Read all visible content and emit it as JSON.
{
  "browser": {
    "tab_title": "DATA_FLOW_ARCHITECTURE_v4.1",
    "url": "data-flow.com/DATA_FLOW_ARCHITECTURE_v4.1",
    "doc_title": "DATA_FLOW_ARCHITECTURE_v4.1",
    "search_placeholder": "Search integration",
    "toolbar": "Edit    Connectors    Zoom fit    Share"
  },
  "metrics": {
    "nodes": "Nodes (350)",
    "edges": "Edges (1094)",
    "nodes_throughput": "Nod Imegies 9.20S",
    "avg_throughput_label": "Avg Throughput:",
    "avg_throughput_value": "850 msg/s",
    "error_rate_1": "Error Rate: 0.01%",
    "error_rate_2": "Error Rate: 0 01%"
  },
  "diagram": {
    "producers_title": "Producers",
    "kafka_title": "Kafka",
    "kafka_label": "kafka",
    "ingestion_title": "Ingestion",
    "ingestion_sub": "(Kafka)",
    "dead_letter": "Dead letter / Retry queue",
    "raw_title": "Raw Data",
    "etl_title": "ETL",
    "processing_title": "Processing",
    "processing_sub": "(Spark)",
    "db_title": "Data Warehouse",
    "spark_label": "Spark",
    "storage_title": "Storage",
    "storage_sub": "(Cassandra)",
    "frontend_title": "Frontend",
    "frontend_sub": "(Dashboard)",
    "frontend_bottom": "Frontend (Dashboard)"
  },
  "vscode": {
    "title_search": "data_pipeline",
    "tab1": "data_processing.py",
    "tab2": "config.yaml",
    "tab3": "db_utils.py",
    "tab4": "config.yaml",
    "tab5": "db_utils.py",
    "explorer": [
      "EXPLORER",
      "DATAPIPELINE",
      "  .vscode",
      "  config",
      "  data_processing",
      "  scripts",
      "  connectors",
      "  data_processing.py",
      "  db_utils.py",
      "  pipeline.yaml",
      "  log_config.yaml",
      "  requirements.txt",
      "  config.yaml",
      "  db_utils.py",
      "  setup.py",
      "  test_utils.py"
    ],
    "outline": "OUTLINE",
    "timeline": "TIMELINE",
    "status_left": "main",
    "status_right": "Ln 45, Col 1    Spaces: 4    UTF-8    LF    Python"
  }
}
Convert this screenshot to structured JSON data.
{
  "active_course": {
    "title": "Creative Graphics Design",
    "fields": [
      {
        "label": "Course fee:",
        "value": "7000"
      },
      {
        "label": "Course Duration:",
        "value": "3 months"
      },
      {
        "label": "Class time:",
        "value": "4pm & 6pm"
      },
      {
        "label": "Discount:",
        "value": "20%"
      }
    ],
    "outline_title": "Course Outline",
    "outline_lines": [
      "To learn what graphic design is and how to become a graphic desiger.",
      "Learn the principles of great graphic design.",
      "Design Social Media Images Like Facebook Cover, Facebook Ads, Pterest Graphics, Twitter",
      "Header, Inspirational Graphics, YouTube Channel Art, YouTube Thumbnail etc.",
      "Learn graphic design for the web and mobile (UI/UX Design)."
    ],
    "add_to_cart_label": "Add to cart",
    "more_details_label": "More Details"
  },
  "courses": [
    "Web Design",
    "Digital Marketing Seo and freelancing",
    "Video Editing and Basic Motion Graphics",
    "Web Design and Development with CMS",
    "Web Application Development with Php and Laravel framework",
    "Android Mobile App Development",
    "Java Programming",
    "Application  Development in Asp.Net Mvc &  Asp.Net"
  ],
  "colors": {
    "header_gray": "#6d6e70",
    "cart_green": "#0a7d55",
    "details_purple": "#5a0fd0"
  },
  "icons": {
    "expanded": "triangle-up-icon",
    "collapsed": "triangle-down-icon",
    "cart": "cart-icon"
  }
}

----------------------------------------

** EXERCISE DESCRIPTION **
From the "Convert this screenshot" line to the close of the listing, restate each line word for word.

** COMPLETED EXERCISE **
Convert this screenshot to structured JSON data.
{
  "active_course": {
    "title": "Creative Graphics Design",
    "fields": [
      {
        "label": "Course fee:",
        "value": "7000"
      },
      {
        "label": "Course Duration:",
        "value": "3 months"
      },
      {
        "label": "Class time:",
        "value": "4pm & 6pm"
      },
      {
        "label": "Discount:",
        "value": "20%"
      }
    ],
    "outline_title": "Course Outline",
    "outline_lines": [
      "To learn what graphic design is and how to become a graphic desiger.",
      "Learn the principles of great graphic design.",
      "Design Social Media Images Like Facebook Cover, Facebook Ads, Pterest Graphics, Twitter",
      "Header, Inspirational Graphics, YouTube Channel Art, YouTube Thumbnail etc.",
      "Learn graphic design for the web and mobile (UI/UX Design)."
    ],
    "add_to_cart_label": "Add to cart",
    "more_details_label": "More Details"
  },
  "courses": [
    "Web Design",
    "Digital Marketing Seo and freelancing",
    "Video Editing and Basic Motion Graphics",
    "Web Design and Development with CMS",
    "Web Application Development with Php and Laravel framework",
    "Android Mobile App Development",
    "Java Programming",
    "Application  Development in Asp.Net Mvc &  Asp.Net"
  ],
  "colors": {
    "header_gray": "#6d6e70",
    "cart_green": "#0a7d55",
    "details_purple": "#5a0fd0"
  },
  "icons": {
    "expanded": "triangle-up-icon",
    "collapsed": "triangle-down-icon",
    "cart": "cart-icon"
  }
}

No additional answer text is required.